SET TASK: Output the records. Match them exactly.

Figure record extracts
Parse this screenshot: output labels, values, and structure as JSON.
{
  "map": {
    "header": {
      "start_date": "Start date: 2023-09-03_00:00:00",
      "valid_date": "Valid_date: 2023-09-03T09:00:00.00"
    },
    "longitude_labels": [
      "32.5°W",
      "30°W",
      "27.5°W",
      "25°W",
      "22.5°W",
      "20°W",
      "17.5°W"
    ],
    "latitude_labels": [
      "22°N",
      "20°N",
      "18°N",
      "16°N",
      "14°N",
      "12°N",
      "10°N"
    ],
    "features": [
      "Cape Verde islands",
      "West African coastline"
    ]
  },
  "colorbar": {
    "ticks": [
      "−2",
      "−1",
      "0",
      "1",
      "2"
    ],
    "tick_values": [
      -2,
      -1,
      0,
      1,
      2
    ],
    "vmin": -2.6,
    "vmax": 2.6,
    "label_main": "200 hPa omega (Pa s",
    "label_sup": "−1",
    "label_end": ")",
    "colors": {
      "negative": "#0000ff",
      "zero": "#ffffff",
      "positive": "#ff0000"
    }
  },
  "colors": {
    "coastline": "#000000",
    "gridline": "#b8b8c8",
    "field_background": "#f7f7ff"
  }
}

RESULT OF THIS EXERCISE:
Parse this screenshot: output labels, values, and structure as JSON.
{
  "map": {
    "header": {
      "start_date": "Start date: 2023-09-03_00:00:00",
      "valid_date": "Valid_date: 2023-09-03T09:00:00.00"
    },
    "longitude_labels": [
      "32.5°W",
      "30°W",
      "27.5°W",
      "25°W",
      "22.5°W",
      "20°W",
      "17.5°W"
    ],
    "latitude_labels": [
      "22°N",
      "20°N",
      "18°N",
      "16°N",
      "14°N",
      "12°N",
      "10°N"
    ],
    "features": [
      "Cape Verde islands",
      "West African coastline"
    ]
  },
  "colorbar": {
    "ticks": [
      "−2",
      "−1",
      "0",
      "1",
      "2"
    ],
    "tick_values": [
      -2,
      -1,
      0,
      1,
      2
    ],
    "vmin": -2.6,
    "vmax": 2.6,
    "label_main": "200 hPa omega (Pa s",
    "label_sup": "−1",
    "label_end": ")",
    "colors": {
      "negative": "#0000ff",
      "zero": "#ffffff",
      "positive": "#ff0000"
    }
  },
  "colors": {
    "coastline": "#000000",
    "gridline": "#b8b8c8",
    "field_background": "#f7f7ff"
  }
}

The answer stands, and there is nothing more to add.